→ WHAT THE TASK ASKS
Lines containing "wbudowanym" are to be counted. Report the count alone.

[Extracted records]
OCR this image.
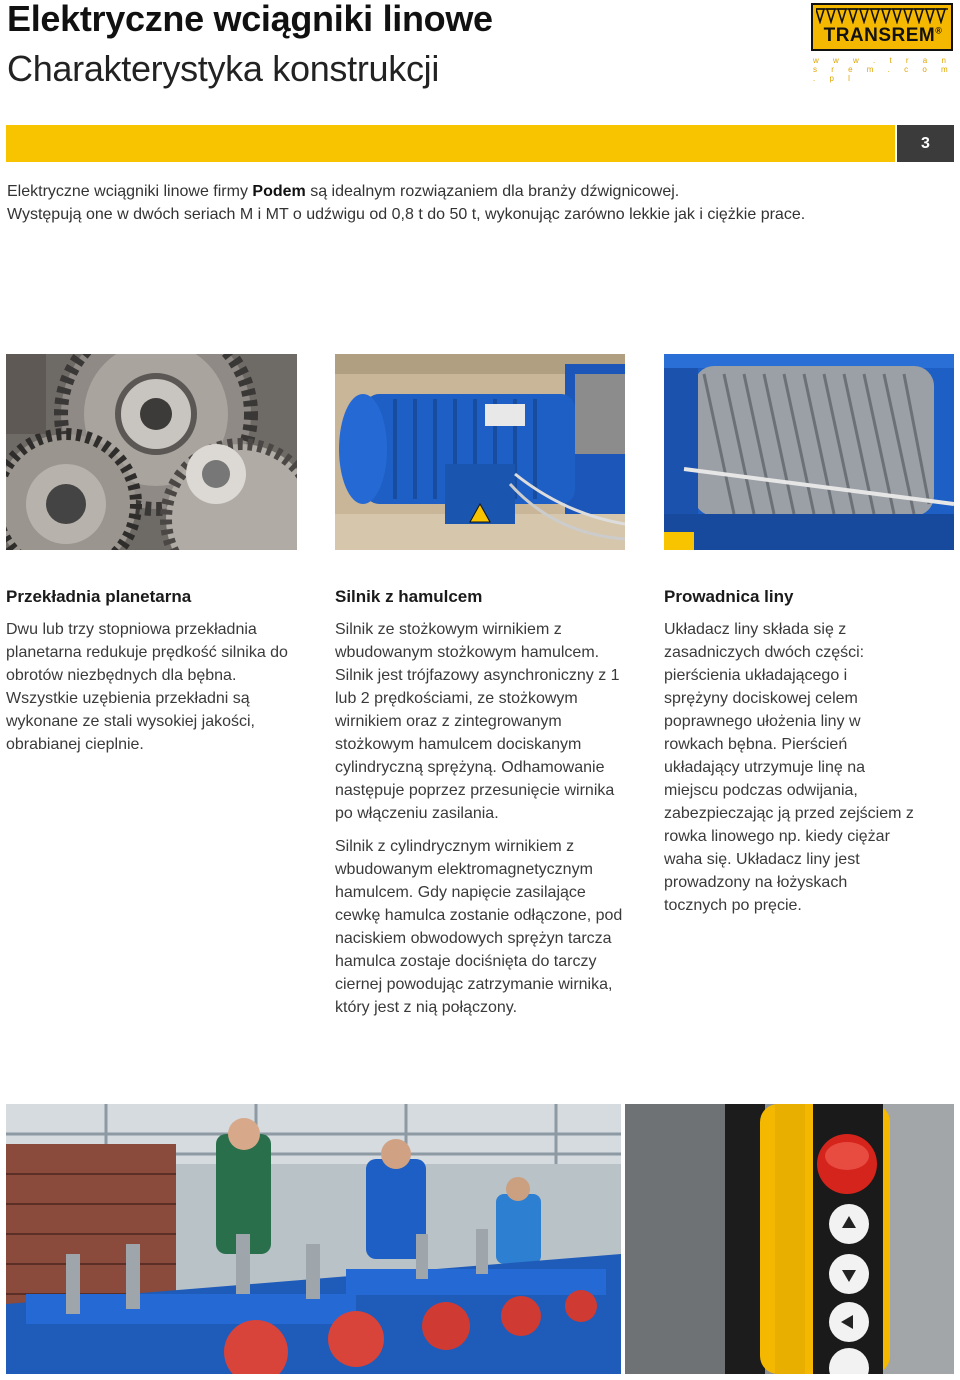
Elektryczne wciągniki linowe
Charakterystyka konstrukcji
TRANSREM®
w w w . t r a n s r e m . c o m . p l
3

Elektryczne wciągniki linowe firmy Podem są idealnym rozwiązaniem dla branży dźwignicowej.

Występują one w dwóch seriach M i MT o udźwigu od 0,8 t do 50 t, wykonując zarówno lekkie jak i ciężkie prace.

Przekładnia planetarna

Dwu lub trzy stopniowa przekładnia planetarna redukuje prędkość silnika do obrotów niezbędnych dla bębna. Wszystkie uzębienia przekładni są wykonane ze stali wysokiej jakości, obrabianej cieplnie.

Silnik z hamulcem

Silnik ze stożkowym wirnikiem z wbudowanym stożkowym hamulcem. Silnik jest trójfazowy asynchroniczny z 1 lub 2 prędkościami, ze stożkowym wirnikiem oraz z zintegrowanym stożkowym hamulcem dociskanym cylindryczną sprężyną. Odhamowanie następuje poprzez przesunięcie wirnika po włączeniu zasilania.

Silnik z cylindrycznym wirnikiem z wbudowanym elektromagnetycznym hamulcem. Gdy napięcie zasilające cewkę hamulca zostanie odłączone, pod naciskiem obwodowych sprężyn tarcza hamulca zostaje dociśnięta do tarczy ciernej powodując zatrzymanie wirnika, który jest z nią połączony.

Prowadnica liny

Układacz liny składa się z zasadniczych dwóch części: pierścienia układającego i sprężyny dociskowej celem poprawnego ułożenia liny w rowkach bębna. Pierścień układający utrzymuje linę na miejscu podczas odwijania, zabezpieczając ją przed zejściem z rowka linowego np. kiedy ciężar waha się. Układacz liny jest prowadzony na łożyskach tocznych po pręcie.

→ EXERCISE SOLUTION
2